Output the material below unchanged, apart from leaving out the pictures.

((

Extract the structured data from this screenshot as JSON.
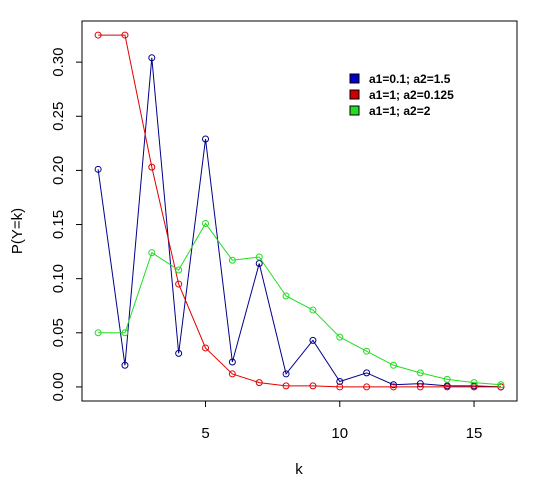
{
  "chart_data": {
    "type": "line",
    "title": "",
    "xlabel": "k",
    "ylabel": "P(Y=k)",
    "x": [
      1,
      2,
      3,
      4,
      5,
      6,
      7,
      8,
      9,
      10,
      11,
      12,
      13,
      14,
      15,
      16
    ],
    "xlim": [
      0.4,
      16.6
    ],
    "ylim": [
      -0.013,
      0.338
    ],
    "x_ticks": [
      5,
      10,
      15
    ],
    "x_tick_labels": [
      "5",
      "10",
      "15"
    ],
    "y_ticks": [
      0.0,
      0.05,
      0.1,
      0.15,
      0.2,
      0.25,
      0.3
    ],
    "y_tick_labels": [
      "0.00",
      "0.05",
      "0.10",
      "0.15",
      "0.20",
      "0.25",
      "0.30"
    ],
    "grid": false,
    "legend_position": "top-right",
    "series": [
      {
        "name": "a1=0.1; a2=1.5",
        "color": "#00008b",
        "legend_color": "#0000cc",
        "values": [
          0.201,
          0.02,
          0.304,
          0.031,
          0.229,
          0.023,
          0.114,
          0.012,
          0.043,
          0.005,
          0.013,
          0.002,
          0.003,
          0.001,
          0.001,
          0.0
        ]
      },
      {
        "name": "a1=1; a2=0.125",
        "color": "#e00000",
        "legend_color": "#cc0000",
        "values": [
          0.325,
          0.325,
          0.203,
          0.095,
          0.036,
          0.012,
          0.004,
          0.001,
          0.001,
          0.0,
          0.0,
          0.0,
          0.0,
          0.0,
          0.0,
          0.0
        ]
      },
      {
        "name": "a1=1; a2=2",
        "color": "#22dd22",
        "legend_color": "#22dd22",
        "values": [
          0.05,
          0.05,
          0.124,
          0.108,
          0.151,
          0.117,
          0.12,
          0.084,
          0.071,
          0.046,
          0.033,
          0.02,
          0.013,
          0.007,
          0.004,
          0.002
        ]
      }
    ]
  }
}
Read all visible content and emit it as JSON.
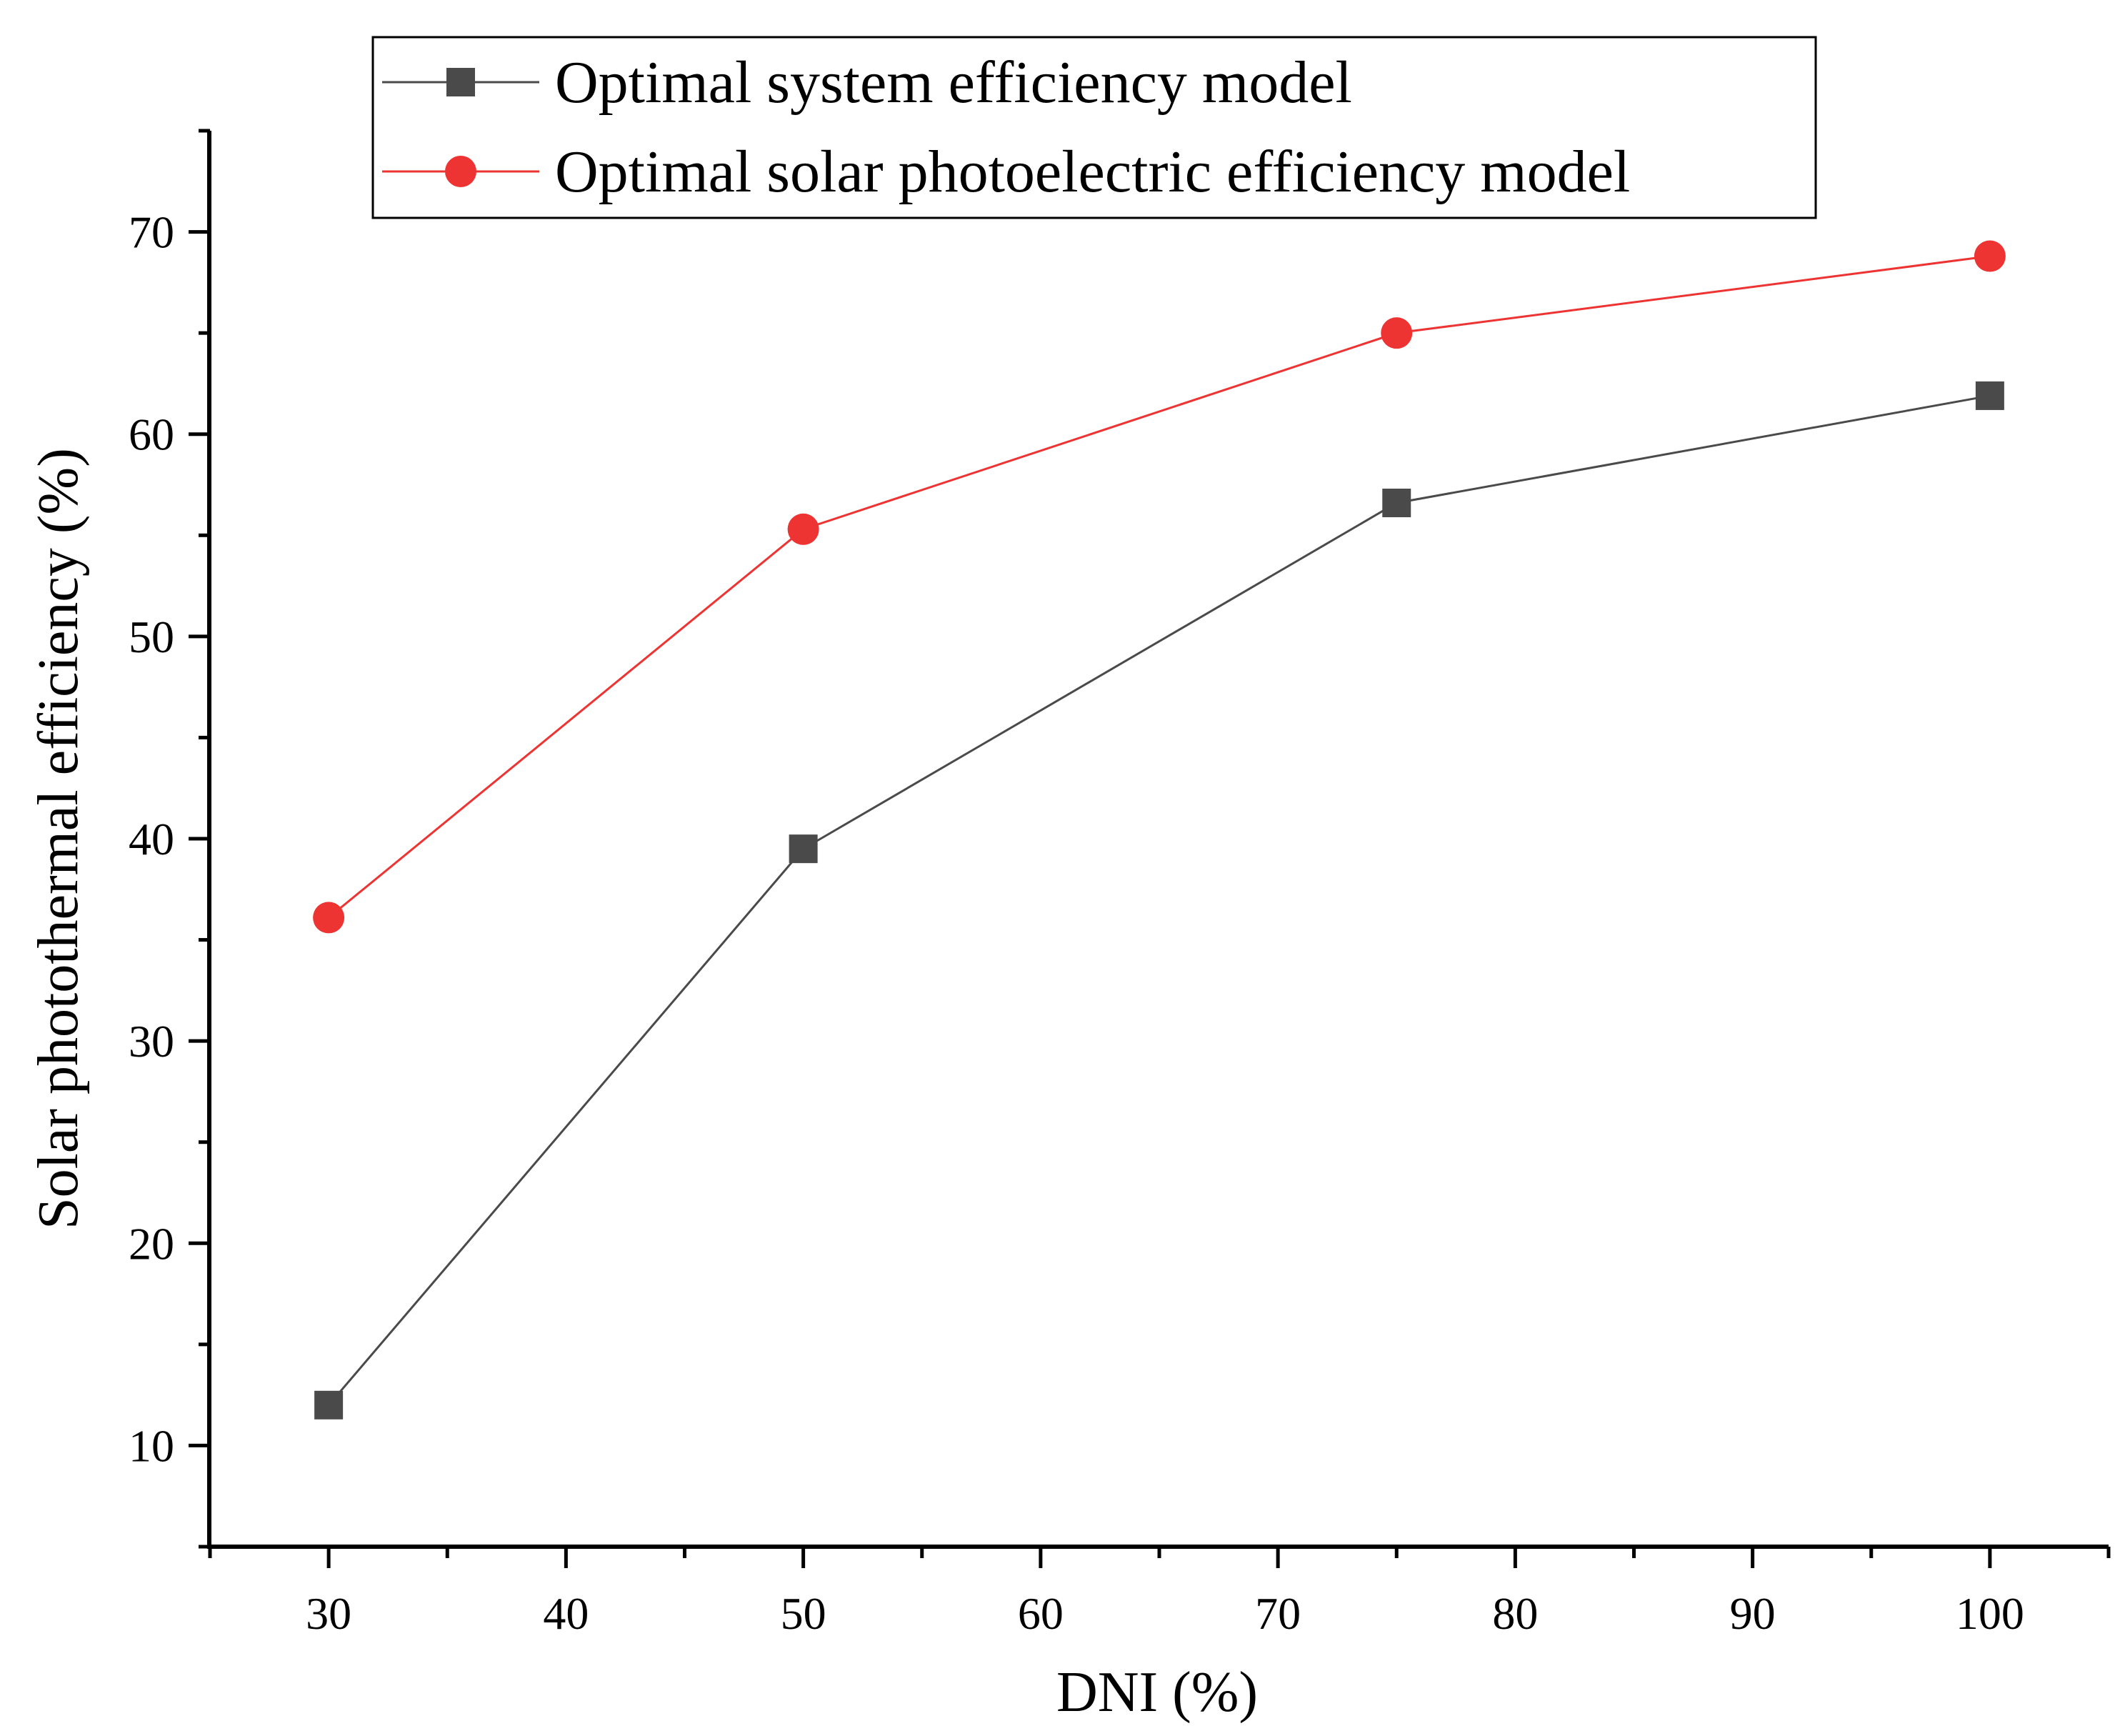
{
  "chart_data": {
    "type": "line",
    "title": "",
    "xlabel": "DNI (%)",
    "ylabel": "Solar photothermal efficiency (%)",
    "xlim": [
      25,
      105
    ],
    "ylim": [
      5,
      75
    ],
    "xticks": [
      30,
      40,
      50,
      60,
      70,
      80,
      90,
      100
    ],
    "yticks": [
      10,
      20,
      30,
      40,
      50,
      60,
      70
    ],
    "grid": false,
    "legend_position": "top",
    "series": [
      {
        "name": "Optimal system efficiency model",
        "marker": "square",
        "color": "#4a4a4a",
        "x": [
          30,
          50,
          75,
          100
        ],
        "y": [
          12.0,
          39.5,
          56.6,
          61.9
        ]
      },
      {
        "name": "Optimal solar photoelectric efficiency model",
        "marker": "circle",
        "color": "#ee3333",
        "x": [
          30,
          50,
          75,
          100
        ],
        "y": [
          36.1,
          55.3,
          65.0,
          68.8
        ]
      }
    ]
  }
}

))

[Solved exercise]:
Extract the structured data from this screenshot as JSON.
{
  "chart_data": {
    "type": "line",
    "title": "",
    "xlabel": "k",
    "ylabel": "P(Y=k)",
    "x": [
      1,
      2,
      3,
      4,
      5,
      6,
      7,
      8,
      9,
      10,
      11,
      12,
      13,
      14,
      15,
      16
    ],
    "xlim": [
      0.4,
      16.6
    ],
    "ylim": [
      -0.013,
      0.338
    ],
    "x_ticks": [
      5,
      10,
      15
    ],
    "x_tick_labels": [
      "5",
      "10",
      "15"
    ],
    "y_ticks": [
      0.0,
      0.05,
      0.1,
      0.15,
      0.2,
      0.25,
      0.3
    ],
    "y_tick_labels": [
      "0.00",
      "0.05",
      "0.10",
      "0.15",
      "0.20",
      "0.25",
      "0.30"
    ],
    "grid": false,
    "legend_position": "top-right",
    "series": [
      {
        "name": "a1=0.1; a2=1.5",
        "color": "#00008b",
        "legend_color": "#0000cc",
        "values": [
          0.201,
          0.02,
          0.304,
          0.031,
          0.229,
          0.023,
          0.114,
          0.012,
          0.043,
          0.005,
          0.013,
          0.002,
          0.003,
          0.001,
          0.001,
          0.0
        ]
      },
      {
        "name": "a1=1; a2=0.125",
        "color": "#e00000",
        "legend_color": "#cc0000",
        "values": [
          0.325,
          0.325,
          0.203,
          0.095,
          0.036,
          0.012,
          0.004,
          0.001,
          0.001,
          0.0,
          0.0,
          0.0,
          0.0,
          0.0,
          0.0,
          0.0
        ]
      },
      {
        "name": "a1=1; a2=2",
        "color": "#22dd22",
        "legend_color": "#22dd22",
        "values": [
          0.05,
          0.05,
          0.124,
          0.108,
          0.151,
          0.117,
          0.12,
          0.084,
          0.071,
          0.046,
          0.033,
          0.02,
          0.013,
          0.007,
          0.004,
          0.002
        ]
      }
    ]
  }
}
Read all visible content and emit it as JSON.
{
  "chart_data": {
    "type": "line",
    "title": "",
    "xlabel": "DNI (%)",
    "ylabel": "Solar photothermal efficiency (%)",
    "xlim": [
      25,
      105
    ],
    "ylim": [
      5,
      75
    ],
    "xticks": [
      30,
      40,
      50,
      60,
      70,
      80,
      90,
      100
    ],
    "yticks": [
      10,
      20,
      30,
      40,
      50,
      60,
      70
    ],
    "grid": false,
    "legend_position": "top",
    "series": [
      {
        "name": "Optimal system efficiency model",
        "marker": "square",
        "color": "#4a4a4a",
        "x": [
          30,
          50,
          75,
          100
        ],
        "y": [
          12.0,
          39.5,
          56.6,
          61.9
        ]
      },
      {
        "name": "Optimal solar photoelectric efficiency model",
        "marker": "circle",
        "color": "#ee3333",
        "x": [
          30,
          50,
          75,
          100
        ],
        "y": [
          36.1,
          55.3,
          65.0,
          68.8
        ]
      }
    ]
  }
}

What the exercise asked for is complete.